Given instruction:
Each record below must be returned exactly as shown.

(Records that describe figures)

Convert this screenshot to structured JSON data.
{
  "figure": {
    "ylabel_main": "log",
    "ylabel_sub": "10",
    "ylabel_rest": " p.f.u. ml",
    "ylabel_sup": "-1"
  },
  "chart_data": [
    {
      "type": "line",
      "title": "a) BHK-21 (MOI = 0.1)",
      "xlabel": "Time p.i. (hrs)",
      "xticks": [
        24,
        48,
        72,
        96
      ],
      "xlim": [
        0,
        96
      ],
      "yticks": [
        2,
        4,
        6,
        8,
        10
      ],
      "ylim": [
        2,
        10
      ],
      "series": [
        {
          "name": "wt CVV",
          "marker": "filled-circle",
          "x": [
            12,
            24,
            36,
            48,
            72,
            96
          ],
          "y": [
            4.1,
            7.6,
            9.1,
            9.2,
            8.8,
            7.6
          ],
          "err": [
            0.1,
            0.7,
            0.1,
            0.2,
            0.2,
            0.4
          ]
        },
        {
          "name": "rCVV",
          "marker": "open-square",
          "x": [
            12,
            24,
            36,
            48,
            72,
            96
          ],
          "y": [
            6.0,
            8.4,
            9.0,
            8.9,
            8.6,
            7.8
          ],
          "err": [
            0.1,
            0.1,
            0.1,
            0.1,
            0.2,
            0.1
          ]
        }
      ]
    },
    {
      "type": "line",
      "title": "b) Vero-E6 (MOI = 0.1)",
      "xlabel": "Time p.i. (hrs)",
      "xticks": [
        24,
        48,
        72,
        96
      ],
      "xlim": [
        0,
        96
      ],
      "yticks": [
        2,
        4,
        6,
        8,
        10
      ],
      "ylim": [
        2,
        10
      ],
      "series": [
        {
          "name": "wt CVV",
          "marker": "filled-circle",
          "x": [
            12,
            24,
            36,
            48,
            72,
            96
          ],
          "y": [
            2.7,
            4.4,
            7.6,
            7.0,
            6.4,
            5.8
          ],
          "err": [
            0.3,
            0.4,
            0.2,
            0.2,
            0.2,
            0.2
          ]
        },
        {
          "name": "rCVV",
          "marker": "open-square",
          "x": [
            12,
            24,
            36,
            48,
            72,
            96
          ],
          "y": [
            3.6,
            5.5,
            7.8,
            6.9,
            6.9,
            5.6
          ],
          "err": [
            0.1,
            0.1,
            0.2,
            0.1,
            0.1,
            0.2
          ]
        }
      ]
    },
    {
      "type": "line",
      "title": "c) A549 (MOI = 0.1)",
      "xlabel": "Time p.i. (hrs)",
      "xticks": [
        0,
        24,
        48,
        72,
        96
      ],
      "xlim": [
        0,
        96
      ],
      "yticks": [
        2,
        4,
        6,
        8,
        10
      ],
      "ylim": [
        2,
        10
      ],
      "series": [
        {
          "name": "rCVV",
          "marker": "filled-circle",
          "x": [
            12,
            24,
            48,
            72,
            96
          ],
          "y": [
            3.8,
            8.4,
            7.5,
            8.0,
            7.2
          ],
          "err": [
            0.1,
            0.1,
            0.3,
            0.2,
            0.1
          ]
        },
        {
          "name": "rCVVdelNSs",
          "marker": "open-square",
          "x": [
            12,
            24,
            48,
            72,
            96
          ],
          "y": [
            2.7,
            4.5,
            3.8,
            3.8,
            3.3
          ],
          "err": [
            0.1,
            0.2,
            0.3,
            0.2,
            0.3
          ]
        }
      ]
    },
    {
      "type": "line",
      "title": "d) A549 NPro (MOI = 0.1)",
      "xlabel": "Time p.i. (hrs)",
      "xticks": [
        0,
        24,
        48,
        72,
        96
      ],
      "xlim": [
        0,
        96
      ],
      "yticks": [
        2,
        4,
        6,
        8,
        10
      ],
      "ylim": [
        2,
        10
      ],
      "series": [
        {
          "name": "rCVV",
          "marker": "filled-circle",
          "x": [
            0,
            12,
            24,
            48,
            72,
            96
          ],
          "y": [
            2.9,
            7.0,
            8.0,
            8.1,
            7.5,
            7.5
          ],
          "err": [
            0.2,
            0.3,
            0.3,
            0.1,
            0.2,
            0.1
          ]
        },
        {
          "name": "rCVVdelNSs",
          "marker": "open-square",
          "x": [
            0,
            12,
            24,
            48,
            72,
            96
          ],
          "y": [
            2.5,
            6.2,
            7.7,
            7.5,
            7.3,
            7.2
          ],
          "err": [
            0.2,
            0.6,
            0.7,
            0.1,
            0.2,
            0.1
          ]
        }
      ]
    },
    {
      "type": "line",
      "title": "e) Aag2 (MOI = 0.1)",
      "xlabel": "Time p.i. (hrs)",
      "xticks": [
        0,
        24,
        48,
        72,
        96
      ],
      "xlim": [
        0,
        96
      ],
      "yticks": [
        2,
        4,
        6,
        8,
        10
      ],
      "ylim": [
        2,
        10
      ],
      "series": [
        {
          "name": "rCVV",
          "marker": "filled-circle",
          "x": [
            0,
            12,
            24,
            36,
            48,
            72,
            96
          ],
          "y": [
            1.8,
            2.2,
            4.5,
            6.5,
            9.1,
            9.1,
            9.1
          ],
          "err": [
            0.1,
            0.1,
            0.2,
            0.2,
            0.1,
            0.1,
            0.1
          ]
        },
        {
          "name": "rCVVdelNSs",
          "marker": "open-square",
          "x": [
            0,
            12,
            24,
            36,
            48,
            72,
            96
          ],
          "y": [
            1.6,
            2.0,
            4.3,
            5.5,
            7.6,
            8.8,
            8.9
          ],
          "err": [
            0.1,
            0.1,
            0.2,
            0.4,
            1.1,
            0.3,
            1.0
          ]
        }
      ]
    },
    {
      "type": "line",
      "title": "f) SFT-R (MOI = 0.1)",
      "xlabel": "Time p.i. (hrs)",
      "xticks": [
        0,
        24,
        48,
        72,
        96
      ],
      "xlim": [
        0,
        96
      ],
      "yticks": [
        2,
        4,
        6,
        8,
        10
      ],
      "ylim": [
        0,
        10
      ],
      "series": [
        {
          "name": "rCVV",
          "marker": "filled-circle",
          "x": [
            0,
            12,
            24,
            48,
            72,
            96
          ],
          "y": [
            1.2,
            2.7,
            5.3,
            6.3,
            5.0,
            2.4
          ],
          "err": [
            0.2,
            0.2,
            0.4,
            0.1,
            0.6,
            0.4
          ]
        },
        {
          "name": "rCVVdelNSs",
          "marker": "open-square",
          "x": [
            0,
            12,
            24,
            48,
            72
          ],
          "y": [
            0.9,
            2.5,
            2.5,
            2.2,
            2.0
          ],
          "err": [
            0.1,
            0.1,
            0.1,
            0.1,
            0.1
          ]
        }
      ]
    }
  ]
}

Task solution:
Convert this screenshot to structured JSON data.
{
  "figure": {
    "ylabel_main": "log",
    "ylabel_sub": "10",
    "ylabel_rest": " p.f.u. ml",
    "ylabel_sup": "-1"
  },
  "chart_data": [
    {
      "type": "line",
      "title": "a) BHK-21 (MOI = 0.1)",
      "xlabel": "Time p.i. (hrs)",
      "xticks": [
        24,
        48,
        72,
        96
      ],
      "xlim": [
        0,
        96
      ],
      "yticks": [
        2,
        4,
        6,
        8,
        10
      ],
      "ylim": [
        2,
        10
      ],
      "series": [
        {
          "name": "wt CVV",
          "marker": "filled-circle",
          "x": [
            12,
            24,
            36,
            48,
            72,
            96
          ],
          "y": [
            4.1,
            7.6,
            9.1,
            9.2,
            8.8,
            7.6
          ],
          "err": [
            0.1,
            0.7,
            0.1,
            0.2,
            0.2,
            0.4
          ]
        },
        {
          "name": "rCVV",
          "marker": "open-square",
          "x": [
            12,
            24,
            36,
            48,
            72,
            96
          ],
          "y": [
            6.0,
            8.4,
            9.0,
            8.9,
            8.6,
            7.8
          ],
          "err": [
            0.1,
            0.1,
            0.1,
            0.1,
            0.2,
            0.1
          ]
        }
      ]
    },
    {
      "type": "line",
      "title": "b) Vero-E6 (MOI = 0.1)",
      "xlabel": "Time p.i. (hrs)",
      "xticks": [
        24,
        48,
        72,
        96
      ],
      "xlim": [
        0,
        96
      ],
      "yticks": [
        2,
        4,
        6,
        8,
        10
      ],
      "ylim": [
        2,
        10
      ],
      "series": [
        {
          "name": "wt CVV",
          "marker": "filled-circle",
          "x": [
            12,
            24,
            36,
            48,
            72,
            96
          ],
          "y": [
            2.7,
            4.4,
            7.6,
            7.0,
            6.4,
            5.8
          ],
          "err": [
            0.3,
            0.4,
            0.2,
            0.2,
            0.2,
            0.2
          ]
        },
        {
          "name": "rCVV",
          "marker": "open-square",
          "x": [
            12,
            24,
            36,
            48,
            72,
            96
          ],
          "y": [
            3.6,
            5.5,
            7.8,
            6.9,
            6.9,
            5.6
          ],
          "err": [
            0.1,
            0.1,
            0.2,
            0.1,
            0.1,
            0.2
          ]
        }
      ]
    },
    {
      "type": "line",
      "title": "c) A549 (MOI = 0.1)",
      "xlabel": "Time p.i. (hrs)",
      "xticks": [
        0,
        24,
        48,
        72,
        96
      ],
      "xlim": [
        0,
        96
      ],
      "yticks": [
        2,
        4,
        6,
        8,
        10
      ],
      "ylim": [
        2,
        10
      ],
      "series": [
        {
          "name": "rCVV",
          "marker": "filled-circle",
          "x": [
            12,
            24,
            48,
            72,
            96
          ],
          "y": [
            3.8,
            8.4,
            7.5,
            8.0,
            7.2
          ],
          "err": [
            0.1,
            0.1,
            0.3,
            0.2,
            0.1
          ]
        },
        {
          "name": "rCVVdelNSs",
          "marker": "open-square",
          "x": [
            12,
            24,
            48,
            72,
            96
          ],
          "y": [
            2.7,
            4.5,
            3.8,
            3.8,
            3.3
          ],
          "err": [
            0.1,
            0.2,
            0.3,
            0.2,
            0.3
          ]
        }
      ]
    },
    {
      "type": "line",
      "title": "d) A549 NPro (MOI = 0.1)",
      "xlabel": "Time p.i. (hrs)",
      "xticks": [
        0,
        24,
        48,
        72,
        96
      ],
      "xlim": [
        0,
        96
      ],
      "yticks": [
        2,
        4,
        6,
        8,
        10
      ],
      "ylim": [
        2,
        10
      ],
      "series": [
        {
          "name": "rCVV",
          "marker": "filled-circle",
          "x": [
            0,
            12,
            24,
            48,
            72,
            96
          ],
          "y": [
            2.9,
            7.0,
            8.0,
            8.1,
            7.5,
            7.5
          ],
          "err": [
            0.2,
            0.3,
            0.3,
            0.1,
            0.2,
            0.1
          ]
        },
        {
          "name": "rCVVdelNSs",
          "marker": "open-square",
          "x": [
            0,
            12,
            24,
            48,
            72,
            96
          ],
          "y": [
            2.5,
            6.2,
            7.7,
            7.5,
            7.3,
            7.2
          ],
          "err": [
            0.2,
            0.6,
            0.7,
            0.1,
            0.2,
            0.1
          ]
        }
      ]
    },
    {
      "type": "line",
      "title": "e) Aag2 (MOI = 0.1)",
      "xlabel": "Time p.i. (hrs)",
      "xticks": [
        0,
        24,
        48,
        72,
        96
      ],
      "xlim": [
        0,
        96
      ],
      "yticks": [
        2,
        4,
        6,
        8,
        10
      ],
      "ylim": [
        2,
        10
      ],
      "series": [
        {
          "name": "rCVV",
          "marker": "filled-circle",
          "x": [
            0,
            12,
            24,
            36,
            48,
            72,
            96
          ],
          "y": [
            1.8,
            2.2,
            4.5,
            6.5,
            9.1,
            9.1,
            9.1
          ],
          "err": [
            0.1,
            0.1,
            0.2,
            0.2,
            0.1,
            0.1,
            0.1
          ]
        },
        {
          "name": "rCVVdelNSs",
          "marker": "open-square",
          "x": [
            0,
            12,
            24,
            36,
            48,
            72,
            96
          ],
          "y": [
            1.6,
            2.0,
            4.3,
            5.5,
            7.6,
            8.8,
            8.9
          ],
          "err": [
            0.1,
            0.1,
            0.2,
            0.4,
            1.1,
            0.3,
            1.0
          ]
        }
      ]
    },
    {
      "type": "line",
      "title": "f) SFT-R (MOI = 0.1)",
      "xlabel": "Time p.i. (hrs)",
      "xticks": [
        0,
        24,
        48,
        72,
        96
      ],
      "xlim": [
        0,
        96
      ],
      "yticks": [
        2,
        4,
        6,
        8,
        10
      ],
      "ylim": [
        0,
        10
      ],
      "series": [
        {
          "name": "rCVV",
          "marker": "filled-circle",
          "x": [
            0,
            12,
            24,
            48,
            72,
            96
          ],
          "y": [
            1.2,
            2.7,
            5.3,
            6.3,
            5.0,
            2.4
          ],
          "err": [
            0.2,
            0.2,
            0.4,
            0.1,
            0.6,
            0.4
          ]
        },
        {
          "name": "rCVVdelNSs",
          "marker": "open-square",
          "x": [
            0,
            12,
            24,
            48,
            72
          ],
          "y": [
            0.9,
            2.5,
            2.5,
            2.2,
            2.0
          ],
          "err": [
            0.1,
            0.1,
            0.1,
            0.1,
            0.1
          ]
        }
      ]
    }
  ]
}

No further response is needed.